### [WRITTEN TASK]
Copy out the records precisely, omitting pictures.

### [EXERCISE DATA]
┌──
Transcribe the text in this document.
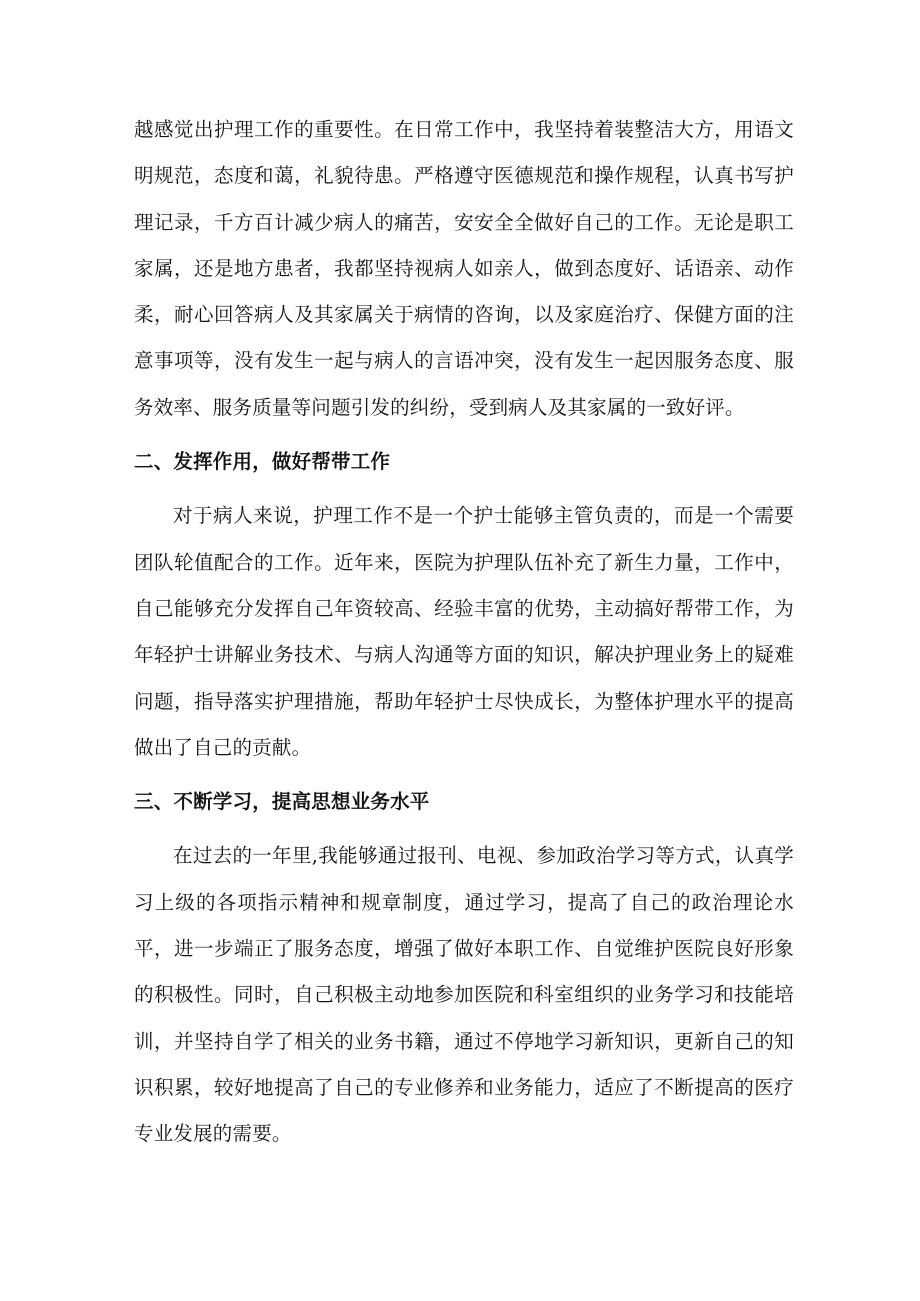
越感觉出护理工作的重要性。在日常工作中，我坚持着装整洁大方，用语文明规范，态度和蔼，礼貌待患。严格遵守医德规范和操作规程，认真书写护理记录，千方百计减少病人的痛苦，安安全全做好自己的工作。无论是职工家属，还是地方患者，我都坚持视病人如亲人，做到态度好、话语亲、动作柔，耐心回答病人及其家属关于病情的咨询，以及家庭治疗、保健方面的注意事项等，没有发生一起与病人的言语冲突，没有发生一起因服务态度、服务效率、服务质量等问题引发的纠纷，受到病人及其家属的一致好评。

二、发挥作用，做好帮带工作

对于病人来说，护理工作不是一个护士能够主管负责的，而是一个需要团队轮值配合的工作。近年来，医院为护理队伍补充了新生力量，工作中，自己能够充分发挥自己年资较高、经验丰富的优势，主动搞好帮带工作，为年轻护士讲解业务技术、与病人沟通等方面的知识，解决护理业务上的疑难问题，指导落实护理措施，帮助年轻护士尽快成长，为整体护理水平的提高做出了自己的贡献。

三、不断学习，提高思想业务水平

在过去的一年里,我能够通过报刊、电视、参加政治学习等方式，认真学习上级的各项指示精神和规章制度，通过学习，提高了自己的政治理论水平，进一步端正了服务态度，增强了做好本职工作、自觉维护医院良好形象的积极性。同时，自己积极主动地参加医院和科室组织的业务学习和技能培训，并坚持自学了相关的业务书籍，通过不停地学习新知识，更新自己的知识积累，较好地提高了自己的专业修养和业务能力，适应了不断提高的医疗专业发展的需要。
└──
### [REPLY TO THE EXERCISE]
Transcribe the text in this document.
越感觉出护理工作的重要性。在日常工作中，我坚持着装整洁大方，用语文明规范，态度和蔼，礼貌待患。严格遵守医德规范和操作规程，认真书写护理记录，千方百计减少病人的痛苦，安安全全做好自己的工作。无论是职工家属，还是地方患者，我都坚持视病人如亲人，做到态度好、话语亲、动作柔，耐心回答病人及其家属关于病情的咨询，以及家庭治疗、保健方面的注意事项等，没有发生一起与病人的言语冲突，没有发生一起因服务态度、服务效率、服务质量等问题引发的纠纷，受到病人及其家属的一致好评。

二、发挥作用，做好帮带工作

对于病人来说，护理工作不是一个护士能够主管负责的，而是一个需要团队轮值配合的工作。近年来，医院为护理队伍补充了新生力量，工作中，自己能够充分发挥自己年资较高、经验丰富的优势，主动搞好帮带工作，为年轻护士讲解业务技术、与病人沟通等方面的知识，解决护理业务上的疑难问题，指导落实护理措施，帮助年轻护士尽快成长，为整体护理水平的提高做出了自己的贡献。

三、不断学习，提高思想业务水平

在过去的一年里,我能够通过报刊、电视、参加政治学习等方式，认真学习上级的各项指示精神和规章制度，通过学习，提高了自己的政治理论水平，进一步端正了服务态度，增强了做好本职工作、自觉维护医院良好形象的积极性。同时，自己积极主动地参加医院和科室组织的业务学习和技能培训，并坚持自学了相关的业务书籍，通过不停地学习新知识，更新自己的知识积累，较好地提高了自己的专业修养和业务能力，适应了不断提高的医疗专业发展的需要。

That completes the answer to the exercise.